**What the task asks:** Compute the number of lines that include the string "Flow", then output that number and nothing else.
-*-
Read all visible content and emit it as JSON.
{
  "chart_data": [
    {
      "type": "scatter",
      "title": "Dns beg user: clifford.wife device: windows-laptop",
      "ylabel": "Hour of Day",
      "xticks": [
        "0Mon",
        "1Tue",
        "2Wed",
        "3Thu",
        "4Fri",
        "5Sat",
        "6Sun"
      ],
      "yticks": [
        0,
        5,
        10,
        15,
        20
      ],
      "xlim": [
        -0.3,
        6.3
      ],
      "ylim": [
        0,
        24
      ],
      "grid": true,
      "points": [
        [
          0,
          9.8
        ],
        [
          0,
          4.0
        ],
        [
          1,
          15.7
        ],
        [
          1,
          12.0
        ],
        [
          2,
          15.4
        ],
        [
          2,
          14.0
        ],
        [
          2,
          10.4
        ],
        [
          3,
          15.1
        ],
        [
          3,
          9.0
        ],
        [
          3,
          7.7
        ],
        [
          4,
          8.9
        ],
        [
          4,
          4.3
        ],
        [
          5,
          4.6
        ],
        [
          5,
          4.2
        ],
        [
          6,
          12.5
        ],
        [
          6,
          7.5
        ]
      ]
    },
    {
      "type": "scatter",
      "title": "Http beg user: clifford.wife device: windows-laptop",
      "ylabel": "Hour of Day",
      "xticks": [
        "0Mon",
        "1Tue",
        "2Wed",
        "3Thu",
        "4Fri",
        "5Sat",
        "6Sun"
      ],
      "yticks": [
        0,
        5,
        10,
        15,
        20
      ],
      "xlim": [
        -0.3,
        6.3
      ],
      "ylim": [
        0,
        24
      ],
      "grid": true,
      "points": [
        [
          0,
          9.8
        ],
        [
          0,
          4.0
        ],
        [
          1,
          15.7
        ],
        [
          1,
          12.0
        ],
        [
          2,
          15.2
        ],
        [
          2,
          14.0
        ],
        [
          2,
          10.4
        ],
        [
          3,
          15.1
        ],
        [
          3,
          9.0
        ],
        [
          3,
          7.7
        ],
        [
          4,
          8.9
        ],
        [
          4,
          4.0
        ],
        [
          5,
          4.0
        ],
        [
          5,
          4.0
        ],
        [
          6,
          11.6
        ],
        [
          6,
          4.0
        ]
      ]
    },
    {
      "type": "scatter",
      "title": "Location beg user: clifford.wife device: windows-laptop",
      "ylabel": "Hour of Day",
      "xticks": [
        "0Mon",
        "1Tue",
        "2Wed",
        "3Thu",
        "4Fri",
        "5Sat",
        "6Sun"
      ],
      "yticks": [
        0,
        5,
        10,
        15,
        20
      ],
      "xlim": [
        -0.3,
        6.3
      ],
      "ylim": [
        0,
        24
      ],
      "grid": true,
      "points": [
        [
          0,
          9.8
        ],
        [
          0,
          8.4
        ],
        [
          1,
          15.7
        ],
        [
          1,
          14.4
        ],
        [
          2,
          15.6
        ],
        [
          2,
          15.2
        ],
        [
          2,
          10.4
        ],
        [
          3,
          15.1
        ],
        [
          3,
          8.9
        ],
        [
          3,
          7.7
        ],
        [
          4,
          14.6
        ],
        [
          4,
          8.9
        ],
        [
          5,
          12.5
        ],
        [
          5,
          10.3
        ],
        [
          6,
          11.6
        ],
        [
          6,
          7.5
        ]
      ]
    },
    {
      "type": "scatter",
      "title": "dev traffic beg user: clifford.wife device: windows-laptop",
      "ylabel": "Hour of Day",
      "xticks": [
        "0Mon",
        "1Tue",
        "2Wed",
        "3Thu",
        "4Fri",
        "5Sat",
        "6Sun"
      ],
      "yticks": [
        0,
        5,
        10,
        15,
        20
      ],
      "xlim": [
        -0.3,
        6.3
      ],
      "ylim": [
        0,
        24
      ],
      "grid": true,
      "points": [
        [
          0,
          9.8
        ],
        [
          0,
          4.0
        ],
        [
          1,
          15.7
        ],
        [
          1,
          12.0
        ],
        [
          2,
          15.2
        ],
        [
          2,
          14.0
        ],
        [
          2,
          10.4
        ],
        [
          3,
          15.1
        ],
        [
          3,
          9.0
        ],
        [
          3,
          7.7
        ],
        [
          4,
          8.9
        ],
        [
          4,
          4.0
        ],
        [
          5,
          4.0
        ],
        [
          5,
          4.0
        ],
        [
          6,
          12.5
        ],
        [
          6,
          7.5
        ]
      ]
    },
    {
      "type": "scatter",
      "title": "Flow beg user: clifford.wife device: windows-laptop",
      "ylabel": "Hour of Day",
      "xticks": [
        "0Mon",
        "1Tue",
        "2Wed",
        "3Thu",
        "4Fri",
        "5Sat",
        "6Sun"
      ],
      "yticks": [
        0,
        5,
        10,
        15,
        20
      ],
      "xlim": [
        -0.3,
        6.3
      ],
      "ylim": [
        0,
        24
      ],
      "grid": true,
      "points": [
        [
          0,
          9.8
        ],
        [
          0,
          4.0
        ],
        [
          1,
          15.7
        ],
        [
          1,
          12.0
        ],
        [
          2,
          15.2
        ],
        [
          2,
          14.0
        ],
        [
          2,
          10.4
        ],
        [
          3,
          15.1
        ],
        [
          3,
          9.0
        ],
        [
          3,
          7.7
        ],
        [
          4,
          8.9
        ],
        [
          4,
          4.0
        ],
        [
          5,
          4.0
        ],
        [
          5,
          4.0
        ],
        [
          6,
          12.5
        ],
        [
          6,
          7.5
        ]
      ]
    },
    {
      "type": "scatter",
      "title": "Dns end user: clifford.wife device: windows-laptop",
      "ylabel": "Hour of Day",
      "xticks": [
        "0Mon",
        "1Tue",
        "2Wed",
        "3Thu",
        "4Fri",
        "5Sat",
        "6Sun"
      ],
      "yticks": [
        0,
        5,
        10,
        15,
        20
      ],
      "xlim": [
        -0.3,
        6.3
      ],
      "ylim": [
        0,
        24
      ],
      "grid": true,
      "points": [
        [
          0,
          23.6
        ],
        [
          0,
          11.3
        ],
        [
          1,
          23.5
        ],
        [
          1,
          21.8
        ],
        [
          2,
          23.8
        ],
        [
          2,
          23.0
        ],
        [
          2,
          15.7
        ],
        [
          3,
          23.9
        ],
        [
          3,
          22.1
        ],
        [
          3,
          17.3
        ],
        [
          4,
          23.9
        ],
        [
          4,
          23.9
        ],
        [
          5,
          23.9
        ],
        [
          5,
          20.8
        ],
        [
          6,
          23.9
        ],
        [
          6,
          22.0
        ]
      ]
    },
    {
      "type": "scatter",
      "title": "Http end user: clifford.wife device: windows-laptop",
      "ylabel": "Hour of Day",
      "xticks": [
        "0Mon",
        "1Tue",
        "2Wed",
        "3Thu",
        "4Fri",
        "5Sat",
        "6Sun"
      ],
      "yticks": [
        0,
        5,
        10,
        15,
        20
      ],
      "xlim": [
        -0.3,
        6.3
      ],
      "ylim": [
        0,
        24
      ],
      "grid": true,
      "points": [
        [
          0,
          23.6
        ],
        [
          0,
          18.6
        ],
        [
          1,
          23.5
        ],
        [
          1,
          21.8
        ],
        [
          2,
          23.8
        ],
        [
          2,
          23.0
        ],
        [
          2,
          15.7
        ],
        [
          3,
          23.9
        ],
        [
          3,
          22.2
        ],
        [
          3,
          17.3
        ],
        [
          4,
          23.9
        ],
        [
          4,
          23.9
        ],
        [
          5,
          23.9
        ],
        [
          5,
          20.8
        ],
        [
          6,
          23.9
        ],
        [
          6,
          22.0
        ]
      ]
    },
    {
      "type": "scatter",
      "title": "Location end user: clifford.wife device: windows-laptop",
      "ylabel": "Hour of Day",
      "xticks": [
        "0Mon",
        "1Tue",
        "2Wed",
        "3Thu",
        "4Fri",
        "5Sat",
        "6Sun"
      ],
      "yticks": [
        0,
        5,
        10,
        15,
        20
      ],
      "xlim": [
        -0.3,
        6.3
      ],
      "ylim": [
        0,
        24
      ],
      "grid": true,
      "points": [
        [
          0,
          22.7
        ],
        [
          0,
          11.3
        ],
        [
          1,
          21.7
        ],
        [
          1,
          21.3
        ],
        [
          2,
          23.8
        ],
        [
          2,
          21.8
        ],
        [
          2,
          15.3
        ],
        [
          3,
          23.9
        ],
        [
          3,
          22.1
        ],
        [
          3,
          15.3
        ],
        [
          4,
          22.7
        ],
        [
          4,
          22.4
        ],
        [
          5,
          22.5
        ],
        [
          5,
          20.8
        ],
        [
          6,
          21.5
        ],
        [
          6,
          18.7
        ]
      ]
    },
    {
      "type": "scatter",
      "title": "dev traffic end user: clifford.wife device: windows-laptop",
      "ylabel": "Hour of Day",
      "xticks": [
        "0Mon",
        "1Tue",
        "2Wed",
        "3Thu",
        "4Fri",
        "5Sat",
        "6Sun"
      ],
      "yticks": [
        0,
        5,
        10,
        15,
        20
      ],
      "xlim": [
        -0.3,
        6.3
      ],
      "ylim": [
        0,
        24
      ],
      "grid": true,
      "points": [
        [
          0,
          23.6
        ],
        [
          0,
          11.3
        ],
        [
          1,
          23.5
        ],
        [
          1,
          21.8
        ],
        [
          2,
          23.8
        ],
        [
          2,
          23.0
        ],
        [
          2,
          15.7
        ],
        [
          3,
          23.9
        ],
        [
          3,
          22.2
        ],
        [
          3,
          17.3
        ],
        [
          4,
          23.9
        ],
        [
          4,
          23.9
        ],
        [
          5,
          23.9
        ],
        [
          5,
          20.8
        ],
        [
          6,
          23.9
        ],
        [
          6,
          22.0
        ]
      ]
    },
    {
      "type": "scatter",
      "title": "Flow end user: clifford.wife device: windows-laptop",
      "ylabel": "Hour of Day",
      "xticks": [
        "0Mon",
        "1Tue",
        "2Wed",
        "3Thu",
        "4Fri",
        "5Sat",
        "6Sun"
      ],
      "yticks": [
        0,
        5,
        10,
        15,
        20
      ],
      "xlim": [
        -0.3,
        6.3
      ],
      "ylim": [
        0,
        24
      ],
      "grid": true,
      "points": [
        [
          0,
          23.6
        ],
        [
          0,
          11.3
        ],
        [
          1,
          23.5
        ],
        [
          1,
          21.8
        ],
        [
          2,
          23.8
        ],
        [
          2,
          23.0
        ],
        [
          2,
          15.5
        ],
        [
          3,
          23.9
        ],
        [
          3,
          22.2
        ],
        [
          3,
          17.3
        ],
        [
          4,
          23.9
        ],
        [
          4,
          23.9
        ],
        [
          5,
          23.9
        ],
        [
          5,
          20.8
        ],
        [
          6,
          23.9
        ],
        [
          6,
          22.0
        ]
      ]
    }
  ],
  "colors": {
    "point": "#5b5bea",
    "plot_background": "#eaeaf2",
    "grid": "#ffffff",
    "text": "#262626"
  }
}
-*-
**Exercise solution:** 2